> _COME PROCEDERE_: Secondo il testo sulla sconfitta della Fiorentina a Bergamo, quale giocatore ha preso il megafono per rivolgersi al settore ospiti?

> _TESTO_:

====

La Fiorentina sprofonda in classifica dopo l’ennesima sconfitta, la settima su tredici partite. A Bergamo è arrivato un altro duro colpo, con il 2-0 incassato dall’Atalanta dell’ex mister viola Palladino, che ha ribaltato i nerazzurri in poche giornate, dopo il complicato avvio con Juric. La gara ha evidenziato tutte le difficoltà della formazione di Vanoli: insicurezza mentale, fragilità difensiva e occasioni sprecate.
Nonostante un avvio propositivo emergono ben presto le solite difficoltà nel concretizzare. Due opportunità fallite nei primi minuti e, alla quarta azione pericolosa avversaria, è arrivato il gol che ha cambiato la partita.
La Dea ha preso il controllo e ha dominato per il resto del match, mentre la reazione viola è apparsa timida e tardiva, senza mai impensierire seriamente i padroni di casa se non con qualche sprazzo di Kean. Il secondo tempo si è trasformato in una gestione ordinata della Dea, che non ha mai dato l’impressione di poter perdere il vantaggio acquisito.
Il morale in casa Fiorentina è ai minimi termini. Al termine del match c’è stato anche un confronto con i tifosi: Edin Dzeko ha preso il megafono e si è rivolto direttamente al settore ospiti, chiedendo unione e supporto in un momento così complicato. Vanoli, dal canto suo, ha sottolineato quanto sia fondamentale il sostegno della tifoseria per affrontare un dicembre che sarà già decisivo.

====

(Record tratti da un dataset)
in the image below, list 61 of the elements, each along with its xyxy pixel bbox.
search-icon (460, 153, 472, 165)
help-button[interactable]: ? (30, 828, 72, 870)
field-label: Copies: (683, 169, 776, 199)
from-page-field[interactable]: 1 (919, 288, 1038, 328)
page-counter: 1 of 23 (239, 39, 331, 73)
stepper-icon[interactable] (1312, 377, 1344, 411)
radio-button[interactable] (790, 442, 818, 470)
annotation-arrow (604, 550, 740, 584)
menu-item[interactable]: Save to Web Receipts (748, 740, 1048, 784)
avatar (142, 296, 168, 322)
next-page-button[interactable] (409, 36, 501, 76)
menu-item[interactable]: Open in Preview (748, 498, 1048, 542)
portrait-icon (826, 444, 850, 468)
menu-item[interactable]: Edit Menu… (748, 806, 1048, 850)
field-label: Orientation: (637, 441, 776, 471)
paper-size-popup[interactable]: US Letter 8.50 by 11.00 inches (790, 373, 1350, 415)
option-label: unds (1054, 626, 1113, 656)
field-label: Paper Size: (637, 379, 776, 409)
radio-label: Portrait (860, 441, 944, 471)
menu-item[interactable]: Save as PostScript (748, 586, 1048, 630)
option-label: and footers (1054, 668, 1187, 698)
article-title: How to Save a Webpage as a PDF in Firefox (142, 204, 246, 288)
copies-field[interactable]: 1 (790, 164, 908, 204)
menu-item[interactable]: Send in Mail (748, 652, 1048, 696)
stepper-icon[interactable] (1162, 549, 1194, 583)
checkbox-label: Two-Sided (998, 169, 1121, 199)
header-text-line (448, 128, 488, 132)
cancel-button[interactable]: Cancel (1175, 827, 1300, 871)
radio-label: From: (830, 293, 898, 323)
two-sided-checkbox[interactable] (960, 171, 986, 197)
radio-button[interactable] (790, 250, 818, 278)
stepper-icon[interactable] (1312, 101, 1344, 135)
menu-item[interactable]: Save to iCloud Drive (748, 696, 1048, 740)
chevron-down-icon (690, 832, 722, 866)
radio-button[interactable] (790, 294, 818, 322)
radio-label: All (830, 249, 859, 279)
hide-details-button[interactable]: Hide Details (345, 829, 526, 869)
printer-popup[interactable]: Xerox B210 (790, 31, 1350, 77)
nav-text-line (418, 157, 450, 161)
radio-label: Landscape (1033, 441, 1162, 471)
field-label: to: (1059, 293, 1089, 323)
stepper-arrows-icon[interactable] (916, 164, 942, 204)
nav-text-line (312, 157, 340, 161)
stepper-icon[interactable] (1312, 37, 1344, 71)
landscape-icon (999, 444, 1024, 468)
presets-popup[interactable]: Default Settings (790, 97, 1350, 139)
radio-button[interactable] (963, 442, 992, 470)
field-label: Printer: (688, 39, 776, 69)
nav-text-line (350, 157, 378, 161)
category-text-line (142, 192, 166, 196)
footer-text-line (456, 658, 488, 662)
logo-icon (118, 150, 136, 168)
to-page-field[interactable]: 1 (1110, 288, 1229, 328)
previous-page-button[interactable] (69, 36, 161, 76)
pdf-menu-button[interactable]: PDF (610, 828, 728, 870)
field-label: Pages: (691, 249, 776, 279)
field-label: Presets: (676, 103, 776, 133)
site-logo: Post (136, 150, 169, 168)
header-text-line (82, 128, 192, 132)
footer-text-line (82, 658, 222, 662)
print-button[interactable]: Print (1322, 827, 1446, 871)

====

> _RISPOSTA SCRITTA_: Edin Dzeko.